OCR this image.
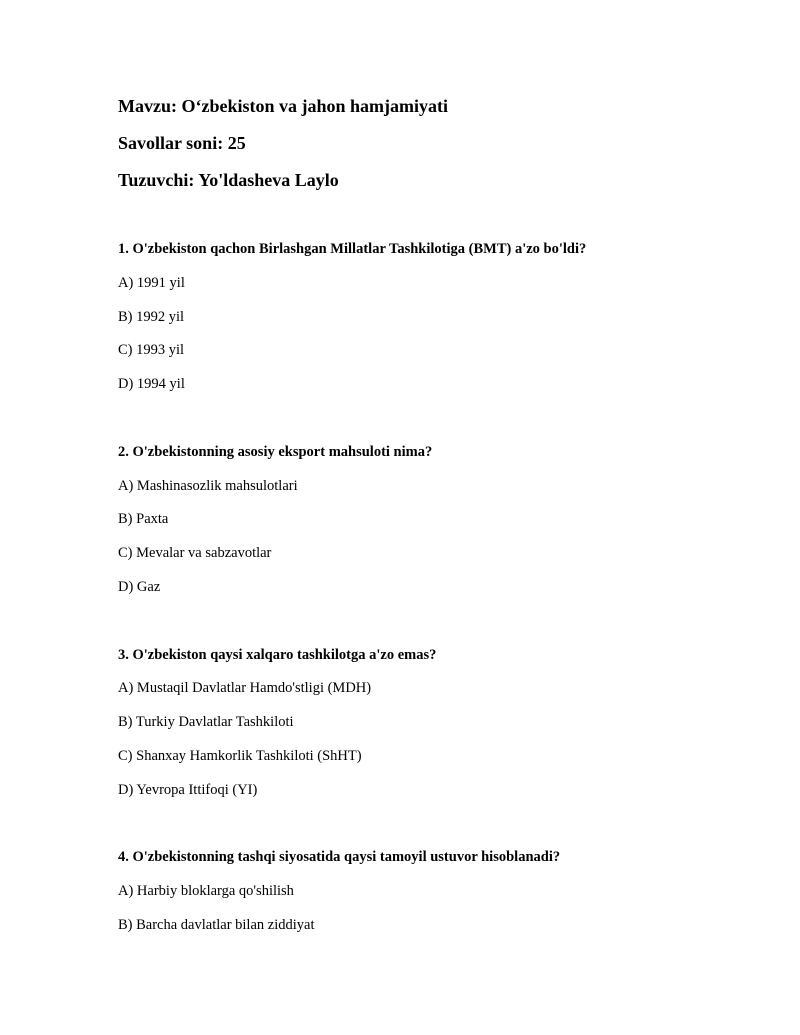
Mavzu: O‘zbekiston va jahon hamjamiyati
Savollar soni: 25
Tuzuvchi: Yo'ldasheva Laylo
1. O'zbekiston qachon Birlashgan Millatlar Tashkilotiga (BMT) a'zo bo'ldi?
A) 1991 yil
B) 1992 yil
C) 1993 yil
D) 1994 yil
2. O'zbekistonning asosiy eksport mahsuloti nima?
A) Mashinasozlik mahsulotlari
B) Paxta
C) Mevalar va sabzavotlar
D) Gaz
3. O'zbekiston qaysi xalqaro tashkilotga a'zo emas?
A) Mustaqil Davlatlar Hamdo'stligi (MDH)
B) Turkiy Davlatlar Tashkiloti
C) Shanxay Hamkorlik Tashkiloti (ShHT)
D) Yevropa Ittifoqi (YI)
4. O'zbekistonning tashqi siyosatida qaysi tamoyil ustuvor hisoblanadi?
A) Harbiy bloklarga qo'shilish
B) Barcha davlatlar bilan ziddiyat
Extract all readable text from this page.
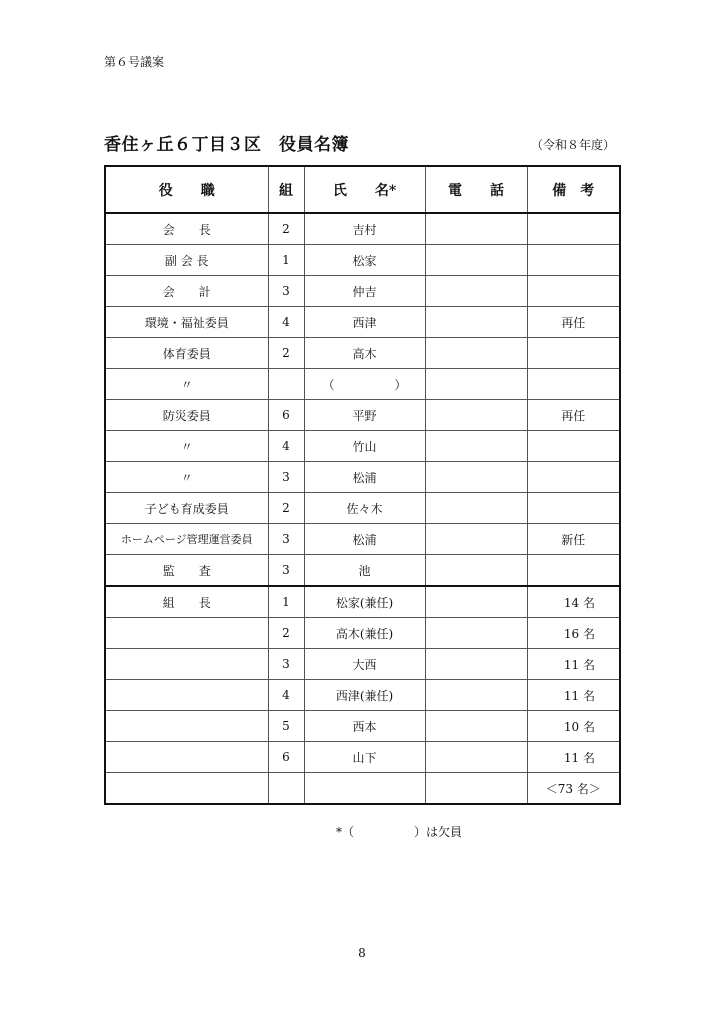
第６号議案
香住ヶ丘６丁目３区　役員名簿	（令和８年度）
役　　職	組	氏　　名*	電　　話	備　考
会　　長	2	吉村		
副 会 長	1	松家		
会　　計	3	仲吉		
環境・福祉委員	4	西津		再任
体育委員	2	高木		
〃		（　　　　　）		
防災委員	6	平野		再任
〃	4	竹山		
〃	3	松浦		
子ども育成委員	2	佐々木		
ホームページ管理運営委員	3	松浦		新任
監　　査	3	池		
組　　長	1	松家(兼任)		14 名
	2	高木(兼任)		16 名
	3	大西		11 名
	4	西津(兼任)		11 名
	5	西本		10 名
	6	山下		11 名
				＜73 名＞
*（　　　　　）は欠員
8
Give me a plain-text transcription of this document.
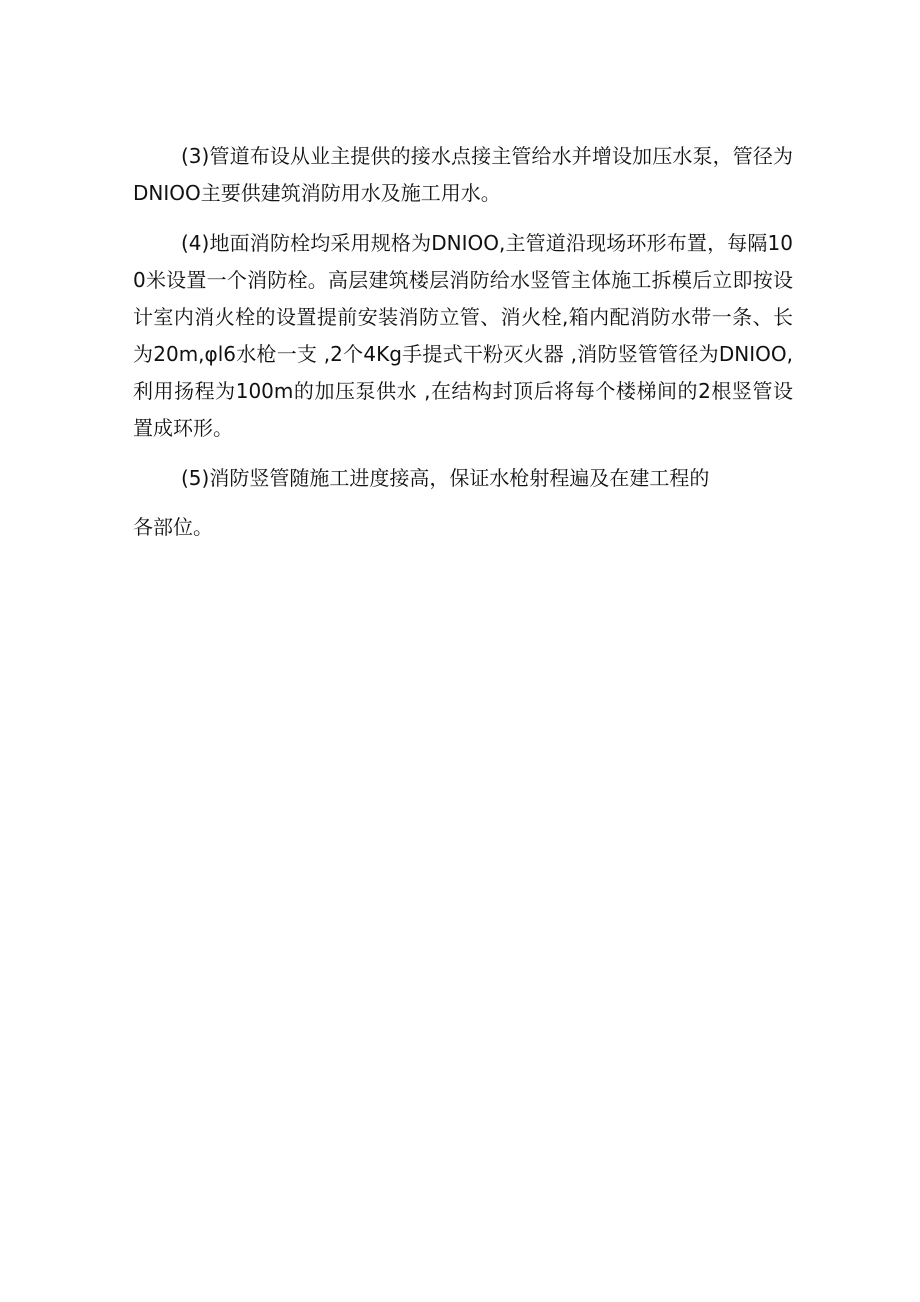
(3)管道布设从业主提供的接水点接主管给水并增设加压水泵，管径为DNIOO主要供建筑消防用水及施工用水。

(4)地面消防栓均采用规格为DNIOO,主管道沿现场环形布置，每隔100米设置一个消防栓。高层建筑楼层消防给水竖管主体施工拆模后立即按设计室内消火栓的设置提前安装消防立管、消火栓,箱内配消防水带一条、长为20m,φl6水枪一支 ,2个4Kg手提式干粉灭火器 ,消防竖管管径为DNIOO,利用扬程为100m的加压泵供水 ,在结构封顶后将每个楼梯间的2根竖管设置成环形。

(5)消防竖管随施工进度接高，保证水枪射程遍及在建工程的

各部位。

(Task) Write out each entry exactly as given, but skip the pictures.

(Task output)
OCR this image.
Mavzu: O‘zbekiston va jahon hamjamiyati
Savollar soni: 25
Tuzuvchi: Yo'ldasheva Laylo
1. O'zbekiston qachon Birlashgan Millatlar Tashkilotiga (BMT) a'zo bo'ldi?
A) 1991 yil
B) 1992 yil
C) 1993 yil
D) 1994 yil
2. O'zbekistonning asosiy eksport mahsuloti nima?
A) Mashinasozlik mahsulotlari
B) Paxta
C) Mevalar va sabzavotlar
D) Gaz
3. O'zbekiston qaysi xalqaro tashkilotga a'zo emas?
A) Mustaqil Davlatlar Hamdo'stligi (MDH)
B) Turkiy Davlatlar Tashkiloti
C) Shanxay Hamkorlik Tashkiloti (ShHT)
D) Yevropa Ittifoqi (YI)
4. O'zbekistonning tashqi siyosatida qaysi tamoyil ustuvor hisoblanadi?
A) Harbiy bloklarga qo'shilish
B) Barcha davlatlar bilan ziddiyat
Extract all readable text from this page.
第６号議案
香住ヶ丘６丁目３区　役員名簿	（令和８年度）
役　　職	組	氏　　名*	電　　話	備　考
会　　長	2	吉村		
副 会 長	1	松家		
会　　計	3	仲吉		
環境・福祉委員	4	西津		再任
体育委員	2	高木		
〃		（　　　　　）		
防災委員	6	平野		再任
〃	4	竹山		
〃	3	松浦		
子ども育成委員	2	佐々木		
ホームページ管理運営委員	3	松浦		新任
監　　査	3	池		
組　　長	1	松家(兼任)		14 名
	2	高木(兼任)		16 名
	3	大西		11 名
	4	西津(兼任)		11 名
	5	西本		10 名
	6	山下		11 名
				＜73 名＞
*（　　　　　）は欠員
8
Give me a plain-text transcription of this document.
(3)管道布设从业主提供的接水点接主管给水并增设加压水泵，管径为DNIOO主要供建筑消防用水及施工用水。

(4)地面消防栓均采用规格为DNIOO,主管道沿现场环形布置，每隔100米设置一个消防栓。高层建筑楼层消防给水竖管主体施工拆模后立即按设计室内消火栓的设置提前安装消防立管、消火栓,箱内配消防水带一条、长为20m,φl6水枪一支 ,2个4Kg手提式干粉灭火器 ,消防竖管管径为DNIOO,利用扬程为100m的加压泵供水 ,在结构封顶后将每个楼梯间的2根竖管设置成环形。

(5)消防竖管随施工进度接高，保证水枪射程遍及在建工程的

各部位。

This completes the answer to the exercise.